**Problem to work on:** Select and copy out every line in the records containing "Fialho".

**Records provided:**
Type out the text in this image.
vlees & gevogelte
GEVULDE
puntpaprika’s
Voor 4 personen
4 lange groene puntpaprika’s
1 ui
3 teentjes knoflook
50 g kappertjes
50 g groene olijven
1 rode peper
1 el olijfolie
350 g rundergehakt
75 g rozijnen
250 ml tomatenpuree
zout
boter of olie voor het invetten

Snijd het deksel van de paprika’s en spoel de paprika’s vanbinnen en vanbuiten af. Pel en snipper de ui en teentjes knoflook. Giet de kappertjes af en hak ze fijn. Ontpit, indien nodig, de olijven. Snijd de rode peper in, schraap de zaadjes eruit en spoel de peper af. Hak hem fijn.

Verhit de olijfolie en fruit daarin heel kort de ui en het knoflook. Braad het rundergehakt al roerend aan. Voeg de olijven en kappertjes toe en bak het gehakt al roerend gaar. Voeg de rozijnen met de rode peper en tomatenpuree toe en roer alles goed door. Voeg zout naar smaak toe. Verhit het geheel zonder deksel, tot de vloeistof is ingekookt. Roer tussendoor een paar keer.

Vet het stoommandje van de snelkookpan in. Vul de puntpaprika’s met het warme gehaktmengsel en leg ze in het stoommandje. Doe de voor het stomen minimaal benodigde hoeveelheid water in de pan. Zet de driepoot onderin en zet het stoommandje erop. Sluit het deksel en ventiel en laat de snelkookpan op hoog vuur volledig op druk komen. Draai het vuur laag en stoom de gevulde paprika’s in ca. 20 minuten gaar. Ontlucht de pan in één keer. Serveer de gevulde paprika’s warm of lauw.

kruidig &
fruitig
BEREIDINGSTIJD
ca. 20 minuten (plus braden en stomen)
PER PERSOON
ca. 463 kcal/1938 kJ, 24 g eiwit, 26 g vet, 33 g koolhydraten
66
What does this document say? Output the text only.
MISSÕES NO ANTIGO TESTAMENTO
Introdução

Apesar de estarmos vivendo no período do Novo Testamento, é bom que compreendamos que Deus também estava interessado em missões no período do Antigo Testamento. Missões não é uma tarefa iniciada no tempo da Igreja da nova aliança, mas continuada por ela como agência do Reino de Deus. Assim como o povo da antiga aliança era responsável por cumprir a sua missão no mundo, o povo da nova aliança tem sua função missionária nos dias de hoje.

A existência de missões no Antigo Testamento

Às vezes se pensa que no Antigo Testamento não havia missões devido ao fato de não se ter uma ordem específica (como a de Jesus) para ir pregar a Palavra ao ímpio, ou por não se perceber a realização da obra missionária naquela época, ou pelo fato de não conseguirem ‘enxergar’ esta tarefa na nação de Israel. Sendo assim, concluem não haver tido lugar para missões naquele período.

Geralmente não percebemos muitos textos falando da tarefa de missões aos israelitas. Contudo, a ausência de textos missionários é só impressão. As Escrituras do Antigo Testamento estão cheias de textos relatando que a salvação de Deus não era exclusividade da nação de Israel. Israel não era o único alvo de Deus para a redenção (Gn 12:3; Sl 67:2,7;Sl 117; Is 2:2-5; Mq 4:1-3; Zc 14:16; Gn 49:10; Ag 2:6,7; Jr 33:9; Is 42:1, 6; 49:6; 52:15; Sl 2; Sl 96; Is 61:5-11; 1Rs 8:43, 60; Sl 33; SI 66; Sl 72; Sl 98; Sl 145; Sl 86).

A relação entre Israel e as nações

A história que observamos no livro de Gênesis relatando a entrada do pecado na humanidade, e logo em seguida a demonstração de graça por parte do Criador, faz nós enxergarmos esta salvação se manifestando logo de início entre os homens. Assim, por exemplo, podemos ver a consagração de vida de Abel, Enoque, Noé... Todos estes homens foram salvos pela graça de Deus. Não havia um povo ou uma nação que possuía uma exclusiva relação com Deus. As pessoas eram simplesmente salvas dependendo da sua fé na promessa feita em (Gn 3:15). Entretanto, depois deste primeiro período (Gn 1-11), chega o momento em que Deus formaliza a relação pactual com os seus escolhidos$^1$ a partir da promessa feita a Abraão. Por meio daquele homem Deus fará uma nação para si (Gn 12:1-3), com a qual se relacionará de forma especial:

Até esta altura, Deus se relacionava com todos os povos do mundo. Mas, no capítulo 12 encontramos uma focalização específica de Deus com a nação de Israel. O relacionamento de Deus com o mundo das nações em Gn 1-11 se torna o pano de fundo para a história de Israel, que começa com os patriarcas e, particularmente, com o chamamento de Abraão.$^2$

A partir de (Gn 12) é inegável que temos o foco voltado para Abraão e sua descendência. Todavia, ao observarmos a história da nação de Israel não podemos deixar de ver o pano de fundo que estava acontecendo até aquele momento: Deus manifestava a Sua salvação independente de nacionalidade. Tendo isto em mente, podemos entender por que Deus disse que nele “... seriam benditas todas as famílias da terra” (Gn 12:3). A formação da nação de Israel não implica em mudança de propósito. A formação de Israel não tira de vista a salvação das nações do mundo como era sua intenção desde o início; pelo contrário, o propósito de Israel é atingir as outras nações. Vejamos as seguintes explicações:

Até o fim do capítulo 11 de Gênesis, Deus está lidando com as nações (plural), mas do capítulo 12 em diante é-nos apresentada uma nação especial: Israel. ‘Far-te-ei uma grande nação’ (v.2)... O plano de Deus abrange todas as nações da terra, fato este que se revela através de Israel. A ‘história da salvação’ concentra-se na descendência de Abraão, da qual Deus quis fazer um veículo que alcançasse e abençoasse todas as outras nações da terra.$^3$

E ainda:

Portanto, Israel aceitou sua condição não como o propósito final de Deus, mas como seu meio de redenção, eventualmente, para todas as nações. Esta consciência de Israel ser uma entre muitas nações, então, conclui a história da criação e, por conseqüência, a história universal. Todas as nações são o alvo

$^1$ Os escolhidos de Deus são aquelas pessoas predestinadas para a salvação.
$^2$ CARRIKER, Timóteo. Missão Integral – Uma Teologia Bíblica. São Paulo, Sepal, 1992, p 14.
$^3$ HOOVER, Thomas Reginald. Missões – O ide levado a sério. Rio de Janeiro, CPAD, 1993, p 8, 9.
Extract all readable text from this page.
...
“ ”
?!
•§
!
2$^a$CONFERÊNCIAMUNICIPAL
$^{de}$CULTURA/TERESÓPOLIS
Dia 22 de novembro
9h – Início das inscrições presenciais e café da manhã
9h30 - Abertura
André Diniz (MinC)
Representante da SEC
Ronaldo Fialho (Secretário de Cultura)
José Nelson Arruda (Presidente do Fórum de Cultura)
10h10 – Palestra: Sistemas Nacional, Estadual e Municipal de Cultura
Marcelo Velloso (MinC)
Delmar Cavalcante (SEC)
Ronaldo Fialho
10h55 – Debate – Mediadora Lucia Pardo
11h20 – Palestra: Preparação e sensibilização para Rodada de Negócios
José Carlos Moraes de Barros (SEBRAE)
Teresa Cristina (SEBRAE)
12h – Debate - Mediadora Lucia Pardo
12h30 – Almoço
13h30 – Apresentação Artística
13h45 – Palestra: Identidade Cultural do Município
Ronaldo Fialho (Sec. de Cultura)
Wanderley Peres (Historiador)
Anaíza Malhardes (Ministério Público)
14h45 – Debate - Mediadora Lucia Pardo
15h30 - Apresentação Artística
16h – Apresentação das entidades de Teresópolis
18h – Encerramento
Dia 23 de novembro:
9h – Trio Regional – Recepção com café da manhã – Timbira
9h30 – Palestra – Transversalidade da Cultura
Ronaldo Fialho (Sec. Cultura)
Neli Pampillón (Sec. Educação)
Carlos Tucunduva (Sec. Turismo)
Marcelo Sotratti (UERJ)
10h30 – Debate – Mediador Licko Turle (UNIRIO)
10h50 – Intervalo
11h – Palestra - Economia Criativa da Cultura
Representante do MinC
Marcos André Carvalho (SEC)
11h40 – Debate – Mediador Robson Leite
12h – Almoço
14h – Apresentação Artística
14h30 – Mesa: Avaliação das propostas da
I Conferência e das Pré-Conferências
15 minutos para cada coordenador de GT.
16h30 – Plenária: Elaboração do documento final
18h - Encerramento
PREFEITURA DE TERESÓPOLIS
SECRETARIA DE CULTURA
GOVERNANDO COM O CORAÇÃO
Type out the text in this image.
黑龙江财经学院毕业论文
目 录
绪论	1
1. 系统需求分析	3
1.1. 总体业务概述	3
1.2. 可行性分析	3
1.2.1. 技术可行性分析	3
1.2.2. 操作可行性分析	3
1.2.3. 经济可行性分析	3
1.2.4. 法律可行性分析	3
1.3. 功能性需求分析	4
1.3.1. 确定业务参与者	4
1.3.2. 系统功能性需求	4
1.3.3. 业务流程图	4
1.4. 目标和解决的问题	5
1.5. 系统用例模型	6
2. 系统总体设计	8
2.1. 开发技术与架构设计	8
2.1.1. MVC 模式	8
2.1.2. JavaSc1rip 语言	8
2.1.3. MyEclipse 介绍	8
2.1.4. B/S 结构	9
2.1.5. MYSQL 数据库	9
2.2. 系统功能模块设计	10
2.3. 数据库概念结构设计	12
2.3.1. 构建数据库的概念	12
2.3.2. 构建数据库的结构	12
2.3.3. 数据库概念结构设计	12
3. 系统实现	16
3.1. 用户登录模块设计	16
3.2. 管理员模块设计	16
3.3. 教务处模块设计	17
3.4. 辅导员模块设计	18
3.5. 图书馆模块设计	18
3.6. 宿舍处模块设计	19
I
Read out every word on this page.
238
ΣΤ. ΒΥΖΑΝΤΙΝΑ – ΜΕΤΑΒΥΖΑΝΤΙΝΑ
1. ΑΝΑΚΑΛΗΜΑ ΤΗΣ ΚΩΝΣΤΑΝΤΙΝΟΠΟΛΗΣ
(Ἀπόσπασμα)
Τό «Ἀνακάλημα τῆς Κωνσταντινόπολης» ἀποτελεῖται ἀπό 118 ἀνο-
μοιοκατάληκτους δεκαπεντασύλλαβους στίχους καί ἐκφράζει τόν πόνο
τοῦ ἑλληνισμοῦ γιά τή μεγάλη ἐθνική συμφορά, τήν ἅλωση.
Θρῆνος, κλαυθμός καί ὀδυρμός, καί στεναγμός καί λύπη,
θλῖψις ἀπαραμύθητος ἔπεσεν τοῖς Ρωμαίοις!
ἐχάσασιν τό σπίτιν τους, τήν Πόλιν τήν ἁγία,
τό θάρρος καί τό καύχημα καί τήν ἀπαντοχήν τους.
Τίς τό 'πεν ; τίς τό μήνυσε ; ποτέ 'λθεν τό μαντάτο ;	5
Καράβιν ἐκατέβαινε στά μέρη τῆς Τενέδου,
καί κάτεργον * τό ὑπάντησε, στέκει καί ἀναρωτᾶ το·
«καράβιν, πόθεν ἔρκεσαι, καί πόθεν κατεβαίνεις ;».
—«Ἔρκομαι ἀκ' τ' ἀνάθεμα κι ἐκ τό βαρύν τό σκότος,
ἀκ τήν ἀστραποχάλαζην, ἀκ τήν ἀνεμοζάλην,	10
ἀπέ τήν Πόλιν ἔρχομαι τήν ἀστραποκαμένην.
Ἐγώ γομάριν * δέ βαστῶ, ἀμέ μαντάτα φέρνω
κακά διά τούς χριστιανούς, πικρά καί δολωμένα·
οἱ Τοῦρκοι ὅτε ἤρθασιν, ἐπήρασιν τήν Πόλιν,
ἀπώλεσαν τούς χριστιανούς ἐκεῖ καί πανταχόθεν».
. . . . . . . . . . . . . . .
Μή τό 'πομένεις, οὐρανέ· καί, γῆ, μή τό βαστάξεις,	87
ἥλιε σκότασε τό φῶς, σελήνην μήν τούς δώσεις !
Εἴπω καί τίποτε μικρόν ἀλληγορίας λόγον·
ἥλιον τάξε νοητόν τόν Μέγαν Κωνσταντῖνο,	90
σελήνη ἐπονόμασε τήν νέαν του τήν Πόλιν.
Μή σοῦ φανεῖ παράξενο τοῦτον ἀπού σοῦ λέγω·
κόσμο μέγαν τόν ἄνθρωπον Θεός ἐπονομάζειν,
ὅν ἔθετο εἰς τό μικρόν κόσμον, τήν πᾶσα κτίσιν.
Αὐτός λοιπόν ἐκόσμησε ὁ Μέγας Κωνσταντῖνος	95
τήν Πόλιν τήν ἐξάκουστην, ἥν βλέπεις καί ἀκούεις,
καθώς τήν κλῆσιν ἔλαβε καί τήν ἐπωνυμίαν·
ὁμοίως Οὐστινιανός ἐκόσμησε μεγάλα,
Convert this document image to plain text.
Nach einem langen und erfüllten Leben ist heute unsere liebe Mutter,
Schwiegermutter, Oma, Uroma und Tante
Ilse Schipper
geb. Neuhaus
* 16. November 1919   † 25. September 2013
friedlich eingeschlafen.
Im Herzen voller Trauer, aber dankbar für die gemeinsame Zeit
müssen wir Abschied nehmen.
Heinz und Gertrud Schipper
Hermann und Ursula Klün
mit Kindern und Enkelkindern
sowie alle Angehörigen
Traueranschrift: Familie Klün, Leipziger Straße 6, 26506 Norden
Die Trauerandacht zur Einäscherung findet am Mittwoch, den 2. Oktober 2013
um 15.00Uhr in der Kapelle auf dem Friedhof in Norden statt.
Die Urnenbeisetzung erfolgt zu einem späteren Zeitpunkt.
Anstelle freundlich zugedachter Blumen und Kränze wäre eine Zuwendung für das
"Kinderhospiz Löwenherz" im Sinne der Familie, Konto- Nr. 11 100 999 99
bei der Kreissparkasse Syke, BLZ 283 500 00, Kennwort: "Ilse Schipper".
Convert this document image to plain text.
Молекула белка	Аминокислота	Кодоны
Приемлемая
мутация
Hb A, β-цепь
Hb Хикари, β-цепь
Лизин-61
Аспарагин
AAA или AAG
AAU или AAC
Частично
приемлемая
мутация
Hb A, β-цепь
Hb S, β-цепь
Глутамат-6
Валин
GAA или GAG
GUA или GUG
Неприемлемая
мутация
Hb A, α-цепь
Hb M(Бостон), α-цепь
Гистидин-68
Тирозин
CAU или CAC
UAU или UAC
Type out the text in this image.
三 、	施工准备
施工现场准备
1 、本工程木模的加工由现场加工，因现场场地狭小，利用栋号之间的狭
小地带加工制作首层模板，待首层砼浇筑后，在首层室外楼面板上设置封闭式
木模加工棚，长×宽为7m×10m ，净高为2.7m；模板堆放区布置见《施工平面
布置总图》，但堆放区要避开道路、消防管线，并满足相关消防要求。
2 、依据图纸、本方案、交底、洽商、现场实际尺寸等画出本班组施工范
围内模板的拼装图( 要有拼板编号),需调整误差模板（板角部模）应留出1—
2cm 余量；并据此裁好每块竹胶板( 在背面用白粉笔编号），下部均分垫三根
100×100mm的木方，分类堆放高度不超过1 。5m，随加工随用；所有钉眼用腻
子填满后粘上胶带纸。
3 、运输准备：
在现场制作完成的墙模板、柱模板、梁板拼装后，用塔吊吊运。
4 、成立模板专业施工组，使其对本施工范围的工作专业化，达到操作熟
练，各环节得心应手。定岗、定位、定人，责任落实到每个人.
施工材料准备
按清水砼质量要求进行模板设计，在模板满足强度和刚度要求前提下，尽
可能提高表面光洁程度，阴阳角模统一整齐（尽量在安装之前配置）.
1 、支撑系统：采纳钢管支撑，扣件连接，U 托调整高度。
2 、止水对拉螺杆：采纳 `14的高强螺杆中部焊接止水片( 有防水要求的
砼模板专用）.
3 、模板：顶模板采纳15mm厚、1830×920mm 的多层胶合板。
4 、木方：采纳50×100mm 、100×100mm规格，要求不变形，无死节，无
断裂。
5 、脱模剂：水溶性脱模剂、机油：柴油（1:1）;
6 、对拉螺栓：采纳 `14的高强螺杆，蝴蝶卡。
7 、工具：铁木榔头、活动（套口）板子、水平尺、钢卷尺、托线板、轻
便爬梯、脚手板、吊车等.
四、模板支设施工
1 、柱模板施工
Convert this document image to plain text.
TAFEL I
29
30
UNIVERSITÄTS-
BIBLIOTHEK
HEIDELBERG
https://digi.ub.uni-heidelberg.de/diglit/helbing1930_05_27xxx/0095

**Answer to this exercise:**
Ronaldo Fialho (Secretário de Cultura)
Ronaldo Fialho
Ronaldo Fialho (Sec. de Cultura)
Ronaldo Fialho (Sec. Cultura)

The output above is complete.